>> begin Listed entries
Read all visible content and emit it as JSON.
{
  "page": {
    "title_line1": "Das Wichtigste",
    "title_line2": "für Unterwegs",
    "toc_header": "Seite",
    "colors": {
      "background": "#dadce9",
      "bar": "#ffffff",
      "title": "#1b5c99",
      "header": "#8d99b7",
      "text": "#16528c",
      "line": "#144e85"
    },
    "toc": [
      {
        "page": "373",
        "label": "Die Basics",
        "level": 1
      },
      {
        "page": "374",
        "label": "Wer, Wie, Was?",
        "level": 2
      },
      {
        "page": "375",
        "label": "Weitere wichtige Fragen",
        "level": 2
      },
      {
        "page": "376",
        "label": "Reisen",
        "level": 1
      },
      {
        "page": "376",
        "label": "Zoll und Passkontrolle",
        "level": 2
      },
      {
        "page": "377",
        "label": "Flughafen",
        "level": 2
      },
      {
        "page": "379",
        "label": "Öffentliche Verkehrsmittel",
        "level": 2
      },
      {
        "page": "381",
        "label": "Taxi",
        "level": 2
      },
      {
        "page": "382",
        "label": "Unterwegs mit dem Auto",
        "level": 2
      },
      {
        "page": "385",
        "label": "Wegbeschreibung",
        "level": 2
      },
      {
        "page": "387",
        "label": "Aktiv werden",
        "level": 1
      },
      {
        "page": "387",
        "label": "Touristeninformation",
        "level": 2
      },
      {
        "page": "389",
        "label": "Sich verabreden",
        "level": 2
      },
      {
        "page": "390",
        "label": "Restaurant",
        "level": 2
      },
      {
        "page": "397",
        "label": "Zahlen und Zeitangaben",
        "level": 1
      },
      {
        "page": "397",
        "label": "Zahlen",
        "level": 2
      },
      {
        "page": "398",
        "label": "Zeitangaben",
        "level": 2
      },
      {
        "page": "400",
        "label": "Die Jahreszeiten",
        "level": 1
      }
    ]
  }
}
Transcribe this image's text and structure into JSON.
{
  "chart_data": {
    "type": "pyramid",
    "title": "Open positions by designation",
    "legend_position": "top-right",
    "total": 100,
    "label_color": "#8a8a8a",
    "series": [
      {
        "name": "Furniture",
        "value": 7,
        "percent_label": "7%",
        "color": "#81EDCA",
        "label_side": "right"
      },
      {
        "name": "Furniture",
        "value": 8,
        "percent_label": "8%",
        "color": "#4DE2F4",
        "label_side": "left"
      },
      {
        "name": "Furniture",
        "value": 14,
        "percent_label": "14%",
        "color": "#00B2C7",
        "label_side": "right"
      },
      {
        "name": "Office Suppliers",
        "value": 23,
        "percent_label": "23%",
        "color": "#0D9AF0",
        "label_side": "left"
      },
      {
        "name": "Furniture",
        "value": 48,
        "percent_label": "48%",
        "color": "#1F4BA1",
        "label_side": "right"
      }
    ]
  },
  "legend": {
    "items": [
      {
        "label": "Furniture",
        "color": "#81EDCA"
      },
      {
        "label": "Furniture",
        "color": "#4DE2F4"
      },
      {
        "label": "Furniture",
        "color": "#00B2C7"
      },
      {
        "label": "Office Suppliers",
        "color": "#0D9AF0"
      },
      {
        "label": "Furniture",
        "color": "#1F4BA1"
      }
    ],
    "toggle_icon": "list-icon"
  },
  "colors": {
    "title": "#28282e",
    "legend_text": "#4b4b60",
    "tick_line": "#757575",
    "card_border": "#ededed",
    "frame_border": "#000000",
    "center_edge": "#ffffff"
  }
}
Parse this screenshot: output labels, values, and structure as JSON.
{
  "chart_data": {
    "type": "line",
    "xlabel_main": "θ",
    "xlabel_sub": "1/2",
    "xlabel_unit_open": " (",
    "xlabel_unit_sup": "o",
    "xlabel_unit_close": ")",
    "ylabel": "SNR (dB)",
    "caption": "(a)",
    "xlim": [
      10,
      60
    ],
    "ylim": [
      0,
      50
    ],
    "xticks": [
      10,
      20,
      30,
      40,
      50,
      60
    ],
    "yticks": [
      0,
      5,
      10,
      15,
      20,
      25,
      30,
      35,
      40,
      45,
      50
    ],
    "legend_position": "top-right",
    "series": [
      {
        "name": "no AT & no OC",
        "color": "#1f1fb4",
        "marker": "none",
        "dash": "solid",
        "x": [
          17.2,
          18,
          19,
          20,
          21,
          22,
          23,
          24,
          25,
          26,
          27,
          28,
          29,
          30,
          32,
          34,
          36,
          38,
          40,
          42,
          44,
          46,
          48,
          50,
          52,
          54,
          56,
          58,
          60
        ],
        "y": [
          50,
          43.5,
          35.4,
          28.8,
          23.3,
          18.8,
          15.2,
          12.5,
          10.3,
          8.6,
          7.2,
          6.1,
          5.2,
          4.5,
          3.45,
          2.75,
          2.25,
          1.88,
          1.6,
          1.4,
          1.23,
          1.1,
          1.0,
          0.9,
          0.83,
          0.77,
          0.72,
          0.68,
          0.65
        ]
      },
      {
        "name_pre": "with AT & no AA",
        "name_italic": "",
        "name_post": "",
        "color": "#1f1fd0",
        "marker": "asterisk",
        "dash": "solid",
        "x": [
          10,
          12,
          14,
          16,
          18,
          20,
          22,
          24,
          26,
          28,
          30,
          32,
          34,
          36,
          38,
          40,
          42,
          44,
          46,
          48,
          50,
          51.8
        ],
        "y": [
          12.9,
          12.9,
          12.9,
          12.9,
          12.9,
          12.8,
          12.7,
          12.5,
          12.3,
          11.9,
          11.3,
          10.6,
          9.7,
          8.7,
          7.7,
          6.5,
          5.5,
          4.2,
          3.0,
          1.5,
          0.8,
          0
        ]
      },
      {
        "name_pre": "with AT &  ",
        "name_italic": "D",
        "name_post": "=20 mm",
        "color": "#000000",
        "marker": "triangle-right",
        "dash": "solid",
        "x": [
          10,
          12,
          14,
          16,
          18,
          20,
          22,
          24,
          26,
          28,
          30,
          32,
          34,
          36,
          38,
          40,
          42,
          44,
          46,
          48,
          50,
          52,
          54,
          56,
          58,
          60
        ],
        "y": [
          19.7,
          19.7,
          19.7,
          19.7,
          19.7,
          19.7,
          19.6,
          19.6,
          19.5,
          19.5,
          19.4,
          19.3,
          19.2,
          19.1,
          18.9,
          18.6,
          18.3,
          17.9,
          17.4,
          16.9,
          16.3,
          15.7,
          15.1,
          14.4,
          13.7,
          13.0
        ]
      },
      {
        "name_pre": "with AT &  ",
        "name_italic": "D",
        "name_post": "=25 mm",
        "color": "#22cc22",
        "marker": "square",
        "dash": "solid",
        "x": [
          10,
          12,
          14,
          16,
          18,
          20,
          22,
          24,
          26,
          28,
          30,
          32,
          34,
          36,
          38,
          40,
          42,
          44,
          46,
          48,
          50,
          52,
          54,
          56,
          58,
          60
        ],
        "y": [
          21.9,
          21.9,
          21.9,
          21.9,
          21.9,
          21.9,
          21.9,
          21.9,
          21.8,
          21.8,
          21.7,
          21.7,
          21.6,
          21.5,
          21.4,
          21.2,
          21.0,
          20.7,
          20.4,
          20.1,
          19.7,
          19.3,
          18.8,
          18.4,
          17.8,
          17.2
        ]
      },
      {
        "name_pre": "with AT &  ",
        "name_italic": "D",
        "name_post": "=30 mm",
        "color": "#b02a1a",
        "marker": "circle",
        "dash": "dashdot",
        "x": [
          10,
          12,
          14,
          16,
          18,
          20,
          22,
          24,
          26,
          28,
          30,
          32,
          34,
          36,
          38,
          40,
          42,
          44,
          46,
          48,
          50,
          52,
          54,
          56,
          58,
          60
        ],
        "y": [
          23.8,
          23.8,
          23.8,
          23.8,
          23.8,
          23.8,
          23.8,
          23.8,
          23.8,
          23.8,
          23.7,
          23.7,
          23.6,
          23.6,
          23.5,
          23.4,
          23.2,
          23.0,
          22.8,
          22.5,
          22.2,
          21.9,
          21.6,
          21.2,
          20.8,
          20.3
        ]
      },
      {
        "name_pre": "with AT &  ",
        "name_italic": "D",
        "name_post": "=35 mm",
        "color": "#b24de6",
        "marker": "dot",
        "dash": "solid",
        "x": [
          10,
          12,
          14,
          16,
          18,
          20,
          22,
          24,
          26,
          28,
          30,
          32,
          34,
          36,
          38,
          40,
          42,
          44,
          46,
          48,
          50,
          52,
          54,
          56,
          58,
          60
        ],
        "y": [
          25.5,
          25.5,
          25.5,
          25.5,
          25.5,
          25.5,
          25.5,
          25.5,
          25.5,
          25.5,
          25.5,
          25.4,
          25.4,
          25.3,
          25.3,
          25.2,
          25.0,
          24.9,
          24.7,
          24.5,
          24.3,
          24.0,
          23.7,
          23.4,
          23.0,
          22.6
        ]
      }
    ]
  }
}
>> end Listed entries
▶ _Task details_: Locate the lines above that hold the word "Unterwegs". Show every one of them.

▶ _Expected answer_:
    "title_line2": "für Unterwegs",
        "label": "Unterwegs mit dem Auto",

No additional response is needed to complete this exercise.